### Aim
Quote each record exactly, please, leaving none out.

** Begin Data provided **

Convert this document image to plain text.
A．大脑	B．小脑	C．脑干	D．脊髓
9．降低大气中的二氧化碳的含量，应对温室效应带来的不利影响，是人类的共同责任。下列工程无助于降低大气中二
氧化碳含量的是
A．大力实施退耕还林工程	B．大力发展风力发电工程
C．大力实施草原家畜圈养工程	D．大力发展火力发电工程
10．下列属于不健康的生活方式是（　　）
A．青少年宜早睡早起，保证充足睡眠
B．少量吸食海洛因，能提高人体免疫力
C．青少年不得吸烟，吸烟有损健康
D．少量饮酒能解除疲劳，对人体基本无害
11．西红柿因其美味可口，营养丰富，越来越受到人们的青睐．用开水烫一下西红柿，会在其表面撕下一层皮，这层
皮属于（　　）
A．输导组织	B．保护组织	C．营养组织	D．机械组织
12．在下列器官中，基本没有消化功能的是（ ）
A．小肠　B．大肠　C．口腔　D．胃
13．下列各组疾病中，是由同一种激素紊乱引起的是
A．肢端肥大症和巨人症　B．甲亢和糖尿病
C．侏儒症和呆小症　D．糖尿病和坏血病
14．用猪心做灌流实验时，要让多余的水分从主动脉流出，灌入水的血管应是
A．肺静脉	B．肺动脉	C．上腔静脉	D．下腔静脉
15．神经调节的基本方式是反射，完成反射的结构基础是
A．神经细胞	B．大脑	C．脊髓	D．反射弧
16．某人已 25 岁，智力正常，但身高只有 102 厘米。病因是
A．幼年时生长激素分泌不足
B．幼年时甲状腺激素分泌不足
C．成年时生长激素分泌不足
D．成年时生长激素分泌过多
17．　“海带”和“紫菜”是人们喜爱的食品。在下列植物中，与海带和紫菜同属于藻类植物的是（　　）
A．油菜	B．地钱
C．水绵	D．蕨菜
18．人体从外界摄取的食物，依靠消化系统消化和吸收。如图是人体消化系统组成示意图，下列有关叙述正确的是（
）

** End Data provided **

### Complete output
Convert this document image to plain text.
A．大脑	B．小脑	C．脑干	D．脊髓
9．降低大气中的二氧化碳的含量，应对温室效应带来的不利影响，是人类的共同责任。下列工程无助于降低大气中二
氧化碳含量的是
A．大力实施退耕还林工程	B．大力发展风力发电工程
C．大力实施草原家畜圈养工程	D．大力发展火力发电工程
10．下列属于不健康的生活方式是（　　）
A．青少年宜早睡早起，保证充足睡眠
B．少量吸食海洛因，能提高人体免疫力
C．青少年不得吸烟，吸烟有损健康
D．少量饮酒能解除疲劳，对人体基本无害
11．西红柿因其美味可口，营养丰富，越来越受到人们的青睐．用开水烫一下西红柿，会在其表面撕下一层皮，这层
皮属于（　　）
A．输导组织	B．保护组织	C．营养组织	D．机械组织
12．在下列器官中，基本没有消化功能的是（ ）
A．小肠　B．大肠　C．口腔　D．胃
13．下列各组疾病中，是由同一种激素紊乱引起的是
A．肢端肥大症和巨人症　B．甲亢和糖尿病
C．侏儒症和呆小症　D．糖尿病和坏血病
14．用猪心做灌流实验时，要让多余的水分从主动脉流出，灌入水的血管应是
A．肺静脉	B．肺动脉	C．上腔静脉	D．下腔静脉
15．神经调节的基本方式是反射，完成反射的结构基础是
A．神经细胞	B．大脑	C．脊髓	D．反射弧
16．某人已 25 岁，智力正常，但身高只有 102 厘米。病因是
A．幼年时生长激素分泌不足
B．幼年时甲状腺激素分泌不足
C．成年时生长激素分泌不足
D．成年时生长激素分泌过多
17．　“海带”和“紫菜”是人们喜爱的食品。在下列植物中，与海带和紫菜同属于藻类植物的是（　　）
A．油菜	B．地钱
C．水绵	D．蕨菜
18．人体从外界摄取的食物，依靠消化系统消化和吸收。如图是人体消化系统组成示意图，下列有关叙述正确的是（
）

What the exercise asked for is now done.